> Exercise materials
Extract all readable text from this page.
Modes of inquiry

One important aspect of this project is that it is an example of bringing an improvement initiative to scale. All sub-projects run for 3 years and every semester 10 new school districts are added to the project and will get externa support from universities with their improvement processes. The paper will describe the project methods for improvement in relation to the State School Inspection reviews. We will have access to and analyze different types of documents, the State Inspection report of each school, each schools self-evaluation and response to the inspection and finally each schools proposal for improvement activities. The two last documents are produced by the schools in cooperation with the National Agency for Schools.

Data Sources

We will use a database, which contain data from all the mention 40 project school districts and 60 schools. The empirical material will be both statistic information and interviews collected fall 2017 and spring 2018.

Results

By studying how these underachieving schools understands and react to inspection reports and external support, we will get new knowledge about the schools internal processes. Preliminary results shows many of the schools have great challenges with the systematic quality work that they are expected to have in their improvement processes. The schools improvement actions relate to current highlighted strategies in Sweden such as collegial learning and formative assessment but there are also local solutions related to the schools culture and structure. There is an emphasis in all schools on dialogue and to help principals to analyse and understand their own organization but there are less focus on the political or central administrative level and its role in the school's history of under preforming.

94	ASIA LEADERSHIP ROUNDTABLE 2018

> Instructions to follow
Please quote every record above exactly as it appears.

> Task result
Extract all readable text from this page.
Modes of inquiry

One important aspect of this project is that it is an example of bringing an improvement initiative to scale. All sub-projects run for 3 years and every semester 10 new school districts are added to the project and will get externa support from universities with their improvement processes. The paper will describe the project methods for improvement in relation to the State School Inspection reviews. We will have access to and analyze different types of documents, the State Inspection report of each school, each schools self-evaluation and response to the inspection and finally each schools proposal for improvement activities. The two last documents are produced by the schools in cooperation with the National Agency for Schools.

Data Sources

We will use a database, which contain data from all the mention 40 project school districts and 60 schools. The empirical material will be both statistic information and interviews collected fall 2017 and spring 2018.

Results

By studying how these underachieving schools understands and react to inspection reports and external support, we will get new knowledge about the schools internal processes. Preliminary results shows many of the schools have great challenges with the systematic quality work that they are expected to have in their improvement processes. The schools improvement actions relate to current highlighted strategies in Sweden such as collegial learning and formative assessment but there are also local solutions related to the schools culture and structure. There is an emphasis in all schools on dialogue and to help principals to analyse and understand their own organization but there are less focus on the political or central administrative level and its role in the school's history of under preforming.

94	ASIA LEADERSHIP ROUNDTABLE 2018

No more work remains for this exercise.